Look through the listing and locate every line containing the word "Сброс"; copy those lines.
[Source material start]
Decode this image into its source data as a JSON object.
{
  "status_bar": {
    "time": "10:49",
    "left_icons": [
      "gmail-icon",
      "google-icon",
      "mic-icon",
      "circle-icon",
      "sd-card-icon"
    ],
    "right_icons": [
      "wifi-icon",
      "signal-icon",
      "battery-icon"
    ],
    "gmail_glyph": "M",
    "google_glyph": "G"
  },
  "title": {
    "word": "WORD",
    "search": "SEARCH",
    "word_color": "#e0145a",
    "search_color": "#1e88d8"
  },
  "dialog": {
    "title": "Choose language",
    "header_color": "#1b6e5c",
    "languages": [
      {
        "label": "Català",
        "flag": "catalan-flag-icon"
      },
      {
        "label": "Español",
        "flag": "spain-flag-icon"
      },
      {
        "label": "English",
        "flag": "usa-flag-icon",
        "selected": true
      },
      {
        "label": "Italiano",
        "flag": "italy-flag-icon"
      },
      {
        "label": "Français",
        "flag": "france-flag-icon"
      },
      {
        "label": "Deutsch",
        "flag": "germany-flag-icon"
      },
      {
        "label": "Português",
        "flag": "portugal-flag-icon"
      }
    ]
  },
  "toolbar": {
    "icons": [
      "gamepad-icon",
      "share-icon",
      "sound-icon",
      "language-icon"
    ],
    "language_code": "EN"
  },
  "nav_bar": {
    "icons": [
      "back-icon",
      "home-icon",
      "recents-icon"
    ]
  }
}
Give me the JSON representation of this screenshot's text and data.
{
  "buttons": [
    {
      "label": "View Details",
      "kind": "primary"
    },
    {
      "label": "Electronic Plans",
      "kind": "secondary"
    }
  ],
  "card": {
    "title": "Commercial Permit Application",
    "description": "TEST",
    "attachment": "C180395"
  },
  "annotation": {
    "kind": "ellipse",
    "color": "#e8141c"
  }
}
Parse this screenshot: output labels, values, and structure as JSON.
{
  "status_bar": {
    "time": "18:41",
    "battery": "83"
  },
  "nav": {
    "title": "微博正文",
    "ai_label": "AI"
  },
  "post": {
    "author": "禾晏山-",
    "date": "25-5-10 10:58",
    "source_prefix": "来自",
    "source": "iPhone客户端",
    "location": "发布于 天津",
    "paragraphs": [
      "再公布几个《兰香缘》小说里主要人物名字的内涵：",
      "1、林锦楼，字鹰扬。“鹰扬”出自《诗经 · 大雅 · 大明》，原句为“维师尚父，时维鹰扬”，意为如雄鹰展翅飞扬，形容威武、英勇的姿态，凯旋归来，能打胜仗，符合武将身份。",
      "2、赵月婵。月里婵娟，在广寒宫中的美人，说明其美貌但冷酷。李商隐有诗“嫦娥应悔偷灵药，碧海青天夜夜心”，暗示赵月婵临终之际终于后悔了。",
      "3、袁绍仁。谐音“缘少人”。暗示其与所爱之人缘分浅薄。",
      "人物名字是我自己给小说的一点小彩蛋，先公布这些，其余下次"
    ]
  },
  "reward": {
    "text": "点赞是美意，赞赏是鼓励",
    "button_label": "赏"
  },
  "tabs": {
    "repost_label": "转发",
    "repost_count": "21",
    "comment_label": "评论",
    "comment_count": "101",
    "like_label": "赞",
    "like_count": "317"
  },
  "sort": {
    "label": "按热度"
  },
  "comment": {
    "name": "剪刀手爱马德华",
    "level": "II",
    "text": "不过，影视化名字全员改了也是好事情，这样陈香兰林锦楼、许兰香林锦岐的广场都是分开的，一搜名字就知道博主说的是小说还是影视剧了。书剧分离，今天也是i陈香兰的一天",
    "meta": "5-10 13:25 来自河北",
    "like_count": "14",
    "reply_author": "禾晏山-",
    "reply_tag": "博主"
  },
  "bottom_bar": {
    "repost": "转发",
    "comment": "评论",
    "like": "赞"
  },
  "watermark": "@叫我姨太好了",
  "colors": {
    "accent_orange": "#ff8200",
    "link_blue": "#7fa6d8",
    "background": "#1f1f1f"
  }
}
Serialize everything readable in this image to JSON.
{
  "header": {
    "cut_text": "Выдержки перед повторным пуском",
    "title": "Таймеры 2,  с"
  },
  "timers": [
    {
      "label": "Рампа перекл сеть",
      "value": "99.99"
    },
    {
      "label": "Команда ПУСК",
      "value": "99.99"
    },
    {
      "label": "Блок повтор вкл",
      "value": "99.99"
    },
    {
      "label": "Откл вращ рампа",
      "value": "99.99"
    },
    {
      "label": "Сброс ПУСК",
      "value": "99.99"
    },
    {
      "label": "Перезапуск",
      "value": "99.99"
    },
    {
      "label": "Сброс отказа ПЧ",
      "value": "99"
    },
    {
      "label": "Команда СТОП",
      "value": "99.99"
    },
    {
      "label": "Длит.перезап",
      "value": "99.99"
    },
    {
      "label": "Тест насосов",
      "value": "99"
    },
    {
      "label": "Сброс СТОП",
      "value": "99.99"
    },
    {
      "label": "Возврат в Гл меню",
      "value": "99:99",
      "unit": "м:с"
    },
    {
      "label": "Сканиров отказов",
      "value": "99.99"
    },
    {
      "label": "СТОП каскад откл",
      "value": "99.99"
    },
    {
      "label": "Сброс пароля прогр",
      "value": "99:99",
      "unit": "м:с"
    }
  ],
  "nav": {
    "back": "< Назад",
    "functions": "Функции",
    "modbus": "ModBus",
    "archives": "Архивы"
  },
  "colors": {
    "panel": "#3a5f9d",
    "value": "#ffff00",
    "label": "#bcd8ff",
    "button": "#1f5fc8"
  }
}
[Source material end]
**Output**.
      "label": "Сброс ПУСК",
      "label": "Сброс отказа ПЧ",
      "label": "Сброс СТОП",
      "label": "Сброс пароля прогр",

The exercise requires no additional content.